◆ **OBJECTIVE**: Output the full listing below exactly as it reads, and skip anything that is a picture.

◆ **RECORDED INFORMATION**:
<<<<

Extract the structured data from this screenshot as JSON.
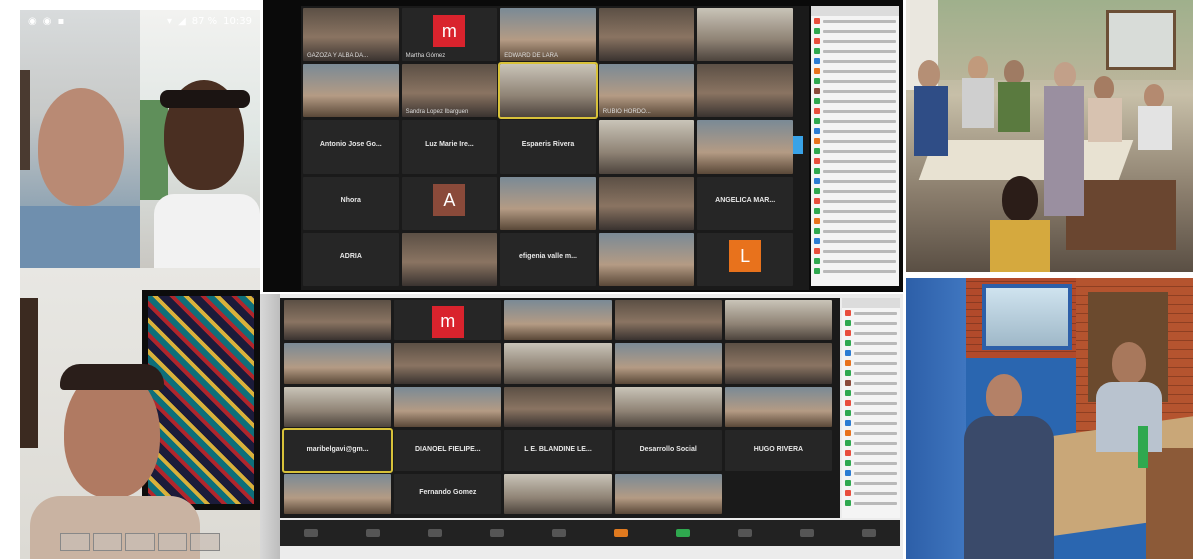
{
  "phone_call": {
    "status_icons": [
      "whatsapp-icon",
      "facebook-icon",
      "video-icon"
    ],
    "battery": "87 %",
    "time": "10:39"
  },
  "zoom_top": {
    "rows": [
      [
        {
          "name": "GAZOZA Y ALBA DA...",
          "kind": "video"
        },
        {
          "name": "Martha Gómez",
          "kind": "avatar",
          "letter": "m",
          "color": "#d9232d"
        },
        {
          "name": "EDWARD DE LARA",
          "kind": "video"
        },
        {
          "name": "",
          "kind": "video"
        },
        {
          "name": "",
          "kind": "video"
        }
      ],
      [
        {
          "name": "",
          "kind": "video"
        },
        {
          "name": "Sandra Lopez Ibarguen",
          "kind": "video"
        },
        {
          "name": "",
          "kind": "video",
          "active": true
        },
        {
          "name": "RUBIO HORDO...",
          "kind": "video"
        },
        {
          "name": "",
          "kind": "video"
        }
      ],
      [
        {
          "name": "",
          "kind": "label",
          "label": "Antonio Jose Go..."
        },
        {
          "name": "",
          "kind": "label",
          "label": "Luz Marie Ire..."
        },
        {
          "name": "",
          "kind": "label",
          "label": "Espaeris Rivera"
        },
        {
          "name": "",
          "kind": "video"
        },
        {
          "name": "",
          "kind": "video"
        }
      ],
      [
        {
          "name": "",
          "kind": "label",
          "label": "Nhora"
        },
        {
          "name": "",
          "kind": "avatar",
          "letter": "A",
          "color": "#8a4a3a"
        },
        {
          "name": "",
          "kind": "video"
        },
        {
          "name": "",
          "kind": "video"
        },
        {
          "name": "",
          "kind": "label",
          "label": "ANGELICA MAR..."
        }
      ],
      [
        {
          "name": "",
          "kind": "label",
          "label": "ADRIA"
        },
        {
          "name": "",
          "kind": "video"
        },
        {
          "name": "",
          "kind": "label",
          "label": "efigenia valle m..."
        },
        {
          "name": "",
          "kind": "video"
        },
        {
          "name": "",
          "kind": "avatar",
          "letter": "L",
          "color": "#e8721c"
        }
      ]
    ]
  },
  "zoom_bottom": {
    "rows": [
      [
        {
          "name": "",
          "kind": "video"
        },
        {
          "name": "",
          "kind": "avatar",
          "letter": "m",
          "color": "#d9232d"
        },
        {
          "name": "",
          "kind": "video"
        },
        {
          "name": "",
          "kind": "video"
        },
        {
          "name": "",
          "kind": "video"
        }
      ],
      [
        {
          "name": "",
          "kind": "video"
        },
        {
          "name": "",
          "kind": "video"
        },
        {
          "name": "",
          "kind": "video"
        },
        {
          "name": "",
          "kind": "video"
        },
        {
          "name": "",
          "kind": "video"
        }
      ],
      [
        {
          "name": "",
          "kind": "video"
        },
        {
          "name": "",
          "kind": "video"
        },
        {
          "name": "",
          "kind": "video"
        },
        {
          "name": "",
          "kind": "video"
        },
        {
          "name": "",
          "kind": "video"
        }
      ],
      [
        {
          "name": "",
          "kind": "label",
          "label": "maribelgavi@gm...",
          "active": true
        },
        {
          "name": "",
          "kind": "label",
          "label": "DIANOEL FIELIPE..."
        },
        {
          "name": "",
          "kind": "label",
          "label": "L E. BLANDINE LE..."
        },
        {
          "name": "",
          "kind": "label",
          "label": "Desarrollo Social"
        },
        {
          "name": "",
          "kind": "label",
          "label": "HUGO RIVERA"
        }
      ],
      [
        {
          "name": "",
          "kind": "video"
        },
        {
          "name": "",
          "kind": "label",
          "label": "Fernando Gomez"
        },
        {
          "name": "",
          "kind": "video"
        },
        {
          "name": "",
          "kind": "video"
        }
      ]
    ]
  },
  "sidebar_colors": [
    "#e84d3c",
    "#2fa84f",
    "#e84d3c",
    "#2fa84f",
    "#2b7cd3",
    "#e8721c",
    "#2fa84f",
    "#8a4a3a",
    "#2fa84f",
    "#e84d3c",
    "#2fa84f",
    "#2b7cd3",
    "#e8721c",
    "#2fa84f",
    "#e84d3c",
    "#2fa84f",
    "#2b7cd3",
    "#2fa84f",
    "#e84d3c",
    "#2fa84f",
    "#e8721c",
    "#2fa84f",
    "#2b7cd3",
    "#e84d3c",
    "#2fa84f",
    "#2fa84f"
  ]
}
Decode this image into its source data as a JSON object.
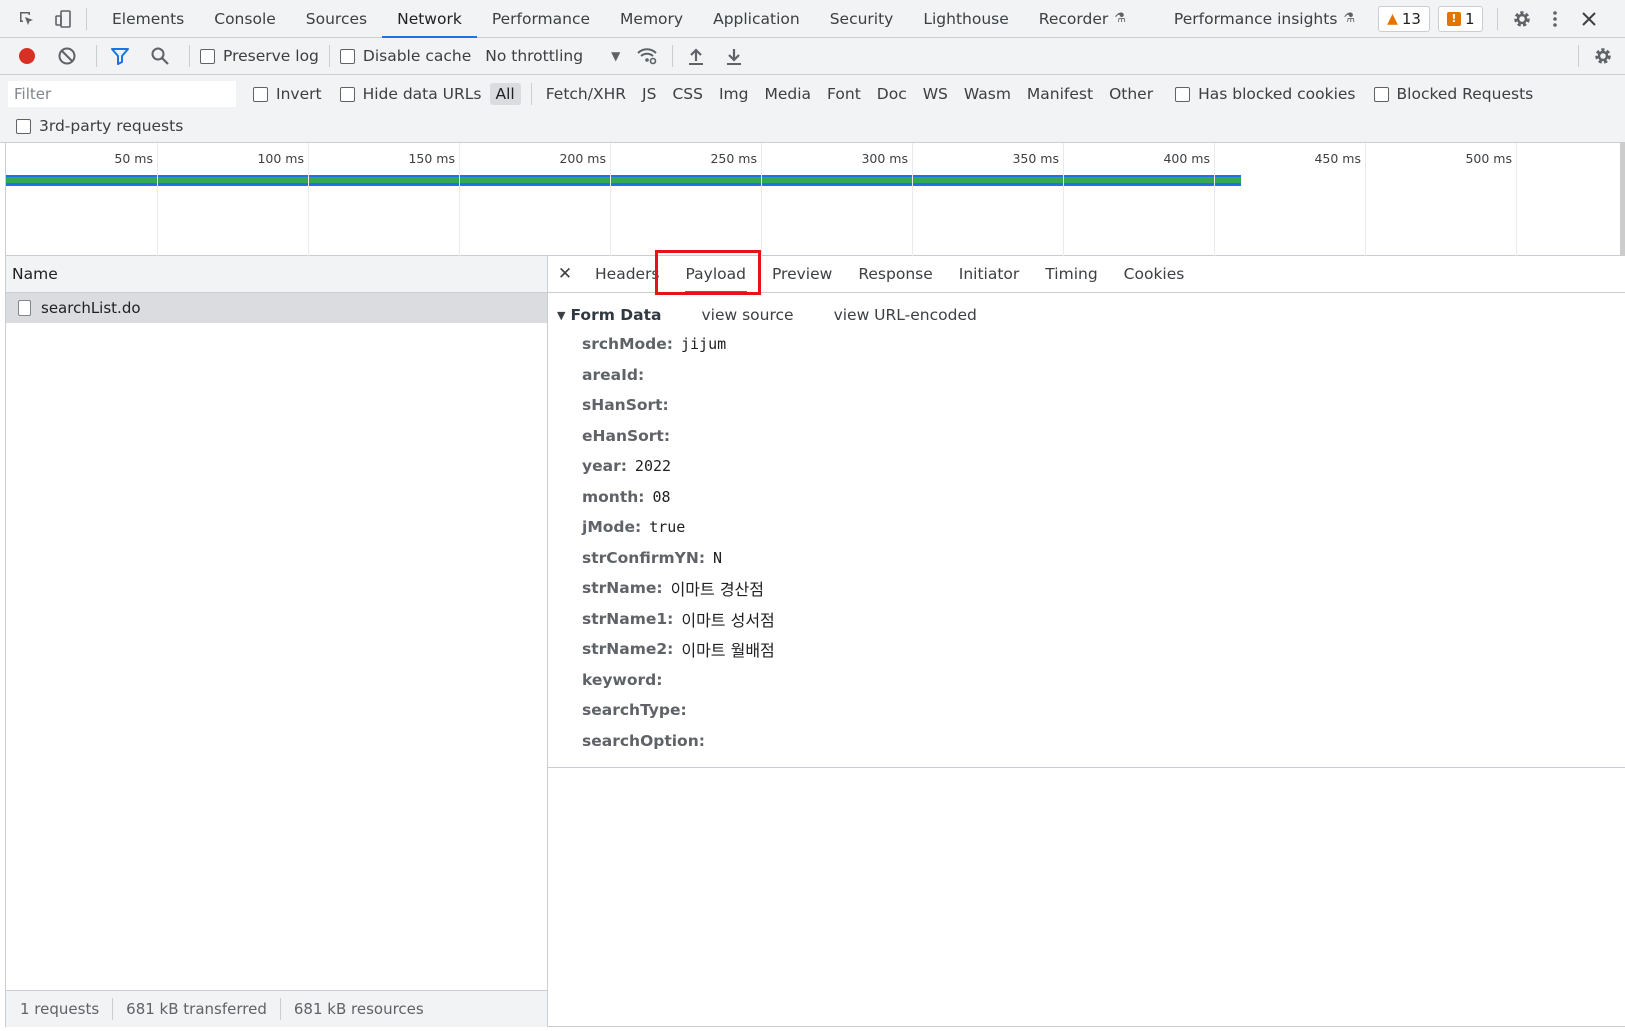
{
  "main_tabs": [
    {
      "label": "Elements"
    },
    {
      "label": "Console"
    },
    {
      "label": "Sources"
    },
    {
      "label": "Network"
    },
    {
      "label": "Performance"
    },
    {
      "label": "Memory"
    },
    {
      "label": "Application"
    },
    {
      "label": "Security"
    },
    {
      "label": "Lighthouse"
    },
    {
      "label": "Recorder"
    },
    {
      "label": "Performance insights"
    }
  ],
  "badges": {
    "warnings": "13",
    "issues": "1"
  },
  "toolbar": {
    "preserve_log": "Preserve log",
    "disable_cache": "Disable cache",
    "throttling": "No throttling"
  },
  "filter": {
    "placeholder": "Filter",
    "invert": "Invert",
    "hide_data_urls": "Hide data URLs",
    "types": [
      "All",
      "Fetch/XHR",
      "JS",
      "CSS",
      "Img",
      "Media",
      "Font",
      "Doc",
      "WS",
      "Wasm",
      "Manifest",
      "Other"
    ],
    "has_blocked_cookies": "Has blocked cookies",
    "blocked_requests": "Blocked Requests",
    "third_party": "3rd-party requests"
  },
  "timeline": {
    "ticks": [
      "50 ms",
      "100 ms",
      "150 ms",
      "200 ms",
      "250 ms",
      "300 ms",
      "350 ms",
      "400 ms",
      "450 ms",
      "500 ms"
    ],
    "bar_end_ms": 409
  },
  "request_list": {
    "header": "Name",
    "requests": [
      {
        "name": "searchList.do"
      }
    ]
  },
  "status": {
    "requests": "1 requests",
    "transferred": "681 kB transferred",
    "resources": "681 kB resources"
  },
  "detail": {
    "tabs": [
      "Headers",
      "Payload",
      "Preview",
      "Response",
      "Initiator",
      "Timing",
      "Cookies"
    ],
    "active_tab": "Payload",
    "section_title": "Form Data",
    "view_source": "view source",
    "view_url_encoded": "view URL-encoded",
    "form_data": [
      {
        "key": "srchMode:",
        "value": "jijum"
      },
      {
        "key": "areaId:",
        "value": ""
      },
      {
        "key": "sHanSort:",
        "value": ""
      },
      {
        "key": "eHanSort:",
        "value": ""
      },
      {
        "key": "year:",
        "value": "2022"
      },
      {
        "key": "month:",
        "value": "08"
      },
      {
        "key": "jMode:",
        "value": "true"
      },
      {
        "key": "strConfirmYN:",
        "value": "N"
      },
      {
        "key": "strName:",
        "value": "이마트 경산점"
      },
      {
        "key": "strName1:",
        "value": "이마트 성서점"
      },
      {
        "key": "strName2:",
        "value": "이마트 월배점"
      },
      {
        "key": "keyword:",
        "value": ""
      },
      {
        "key": "searchType:",
        "value": ""
      },
      {
        "key": "searchOption:",
        "value": ""
      }
    ]
  }
}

>>>>

◆ **ANSWER FOR THE TASK**:
Extract the structured data from this screenshot as JSON.
{
  "phone_call": {
    "status_icons": [
      "whatsapp-icon",
      "facebook-icon",
      "video-icon"
    ],
    "battery": "87 %",
    "time": "10:39"
  },
  "zoom_top": {
    "rows": [
      [
        {
          "name": "GAZOZA Y ALBA DA...",
          "kind": "video"
        },
        {
          "name": "Martha Gómez",
          "kind": "avatar",
          "letter": "m",
          "color": "#d9232d"
        },
        {
          "name": "EDWARD DE LARA",
          "kind": "video"
        },
        {
          "name": "",
          "kind": "video"
        },
        {
          "name": "",
          "kind": "video"
        }
      ],
      [
        {
          "name": "",
          "kind": "video"
        },
        {
          "name": "Sandra Lopez Ibarguen",
          "kind": "video"
        },
        {
          "name": "",
          "kind": "video",
          "active": true
        },
        {
          "name": "RUBIO HORDO...",
          "kind": "video"
        },
        {
          "name": "",
          "kind": "video"
        }
      ],
      [
        {
          "name": "",
          "kind": "label",
          "label": "Antonio Jose Go..."
        },
        {
          "name": "",
          "kind": "label",
          "label": "Luz Marie Ire..."
        },
        {
          "name": "",
          "kind": "label",
          "label": "Espaeris Rivera"
        },
        {
          "name": "",
          "kind": "video"
        },
        {
          "name": "",
          "kind": "video"
        }
      ],
      [
        {
          "name": "",
          "kind": "label",
          "label": "Nhora"
        },
        {
          "name": "",
          "kind": "avatar",
          "letter": "A",
          "color": "#8a4a3a"
        },
        {
          "name": "",
          "kind": "video"
        },
        {
          "name": "",
          "kind": "video"
        },
        {
          "name": "",
          "kind": "label",
          "label": "ANGELICA MAR..."
        }
      ],
      [
        {
          "name": "",
          "kind": "label",
          "label": "ADRIA"
        },
        {
          "name": "",
          "kind": "video"
        },
        {
          "name": "",
          "kind": "label",
          "label": "efigenia valle m..."
        },
        {
          "name": "",
          "kind": "video"
        },
        {
          "name": "",
          "kind": "avatar",
          "letter": "L",
          "color": "#e8721c"
        }
      ]
    ]
  },
  "zoom_bottom": {
    "rows": [
      [
        {
          "name": "",
          "kind": "video"
        },
        {
          "name": "",
          "kind": "avatar",
          "letter": "m",
          "color": "#d9232d"
        },
        {
          "name": "",
          "kind": "video"
        },
        {
          "name": "",
          "kind": "video"
        },
        {
          "name": "",
          "kind": "video"
        }
      ],
      [
        {
          "name": "",
          "kind": "video"
        },
        {
          "name": "",
          "kind": "video"
        },
        {
          "name": "",
          "kind": "video"
        },
        {
          "name": "",
          "kind": "video"
        },
        {
          "name": "",
          "kind": "video"
        }
      ],
      [
        {
          "name": "",
          "kind": "video"
        },
        {
          "name": "",
          "kind": "video"
        },
        {
          "name": "",
          "kind": "video"
        },
        {
          "name": "",
          "kind": "video"
        },
        {
          "name": "",
          "kind": "video"
        }
      ],
      [
        {
          "name": "",
          "kind": "label",
          "label": "maribelgavi@gm...",
          "active": true
        },
        {
          "name": "",
          "kind": "label",
          "label": "DIANOEL FIELIPE..."
        },
        {
          "name": "",
          "kind": "label",
          "label": "L E. BLANDINE LE..."
        },
        {
          "name": "",
          "kind": "label",
          "label": "Desarrollo Social"
        },
        {
          "name": "",
          "kind": "label",
          "label": "HUGO RIVERA"
        }
      ],
      [
        {
          "name": "",
          "kind": "video"
        },
        {
          "name": "",
          "kind": "label",
          "label": "Fernando Gomez"
        },
        {
          "name": "",
          "kind": "video"
        },
        {
          "name": "",
          "kind": "video"
        }
      ]
    ]
  },
  "sidebar_colors": [
    "#e84d3c",
    "#2fa84f",
    "#e84d3c",
    "#2fa84f",
    "#2b7cd3",
    "#e8721c",
    "#2fa84f",
    "#8a4a3a",
    "#2fa84f",
    "#e84d3c",
    "#2fa84f",
    "#2b7cd3",
    "#e8721c",
    "#2fa84f",
    "#e84d3c",
    "#2fa84f",
    "#2b7cd3",
    "#2fa84f",
    "#e84d3c",
    "#2fa84f",
    "#e8721c",
    "#2fa84f",
    "#2b7cd3",
    "#e84d3c",
    "#2fa84f",
    "#2fa84f"
  ]
}
Decode this image into its source data as a JSON object.
{
  "main_tabs": [
    {
      "label": "Elements"
    },
    {
      "label": "Console"
    },
    {
      "label": "Sources"
    },
    {
      "label": "Network"
    },
    {
      "label": "Performance"
    },
    {
      "label": "Memory"
    },
    {
      "label": "Application"
    },
    {
      "label": "Security"
    },
    {
      "label": "Lighthouse"
    },
    {
      "label": "Recorder"
    },
    {
      "label": "Performance insights"
    }
  ],
  "badges": {
    "warnings": "13",
    "issues": "1"
  },
  "toolbar": {
    "preserve_log": "Preserve log",
    "disable_cache": "Disable cache",
    "throttling": "No throttling"
  },
  "filter": {
    "placeholder": "Filter",
    "invert": "Invert",
    "hide_data_urls": "Hide data URLs",
    "types": [
      "All",
      "Fetch/XHR",
      "JS",
      "CSS",
      "Img",
      "Media",
      "Font",
      "Doc",
      "WS",
      "Wasm",
      "Manifest",
      "Other"
    ],
    "has_blocked_cookies": "Has blocked cookies",
    "blocked_requests": "Blocked Requests",
    "third_party": "3rd-party requests"
  },
  "timeline": {
    "ticks": [
      "50 ms",
      "100 ms",
      "150 ms",
      "200 ms",
      "250 ms",
      "300 ms",
      "350 ms",
      "400 ms",
      "450 ms",
      "500 ms"
    ],
    "bar_end_ms": 409
  },
  "request_list": {
    "header": "Name",
    "requests": [
      {
        "name": "searchList.do"
      }
    ]
  },
  "status": {
    "requests": "1 requests",
    "transferred": "681 kB transferred",
    "resources": "681 kB resources"
  },
  "detail": {
    "tabs": [
      "Headers",
      "Payload",
      "Preview",
      "Response",
      "Initiator",
      "Timing",
      "Cookies"
    ],
    "active_tab": "Payload",
    "section_title": "Form Data",
    "view_source": "view source",
    "view_url_encoded": "view URL-encoded",
    "form_data": [
      {
        "key": "srchMode:",
        "value": "jijum"
      },
      {
        "key": "areaId:",
        "value": ""
      },
      {
        "key": "sHanSort:",
        "value": ""
      },
      {
        "key": "eHanSort:",
        "value": ""
      },
      {
        "key": "year:",
        "value": "2022"
      },
      {
        "key": "month:",
        "value": "08"
      },
      {
        "key": "jMode:",
        "value": "true"
      },
      {
        "key": "strConfirmYN:",
        "value": "N"
      },
      {
        "key": "strName:",
        "value": "이마트 경산점"
      },
      {
        "key": "strName1:",
        "value": "이마트 성서점"
      },
      {
        "key": "strName2:",
        "value": "이마트 월배점"
      },
      {
        "key": "keyword:",
        "value": ""
      },
      {
        "key": "searchType:",
        "value": ""
      },
      {
        "key": "searchOption:",
        "value": ""
      }
    ]
  }
}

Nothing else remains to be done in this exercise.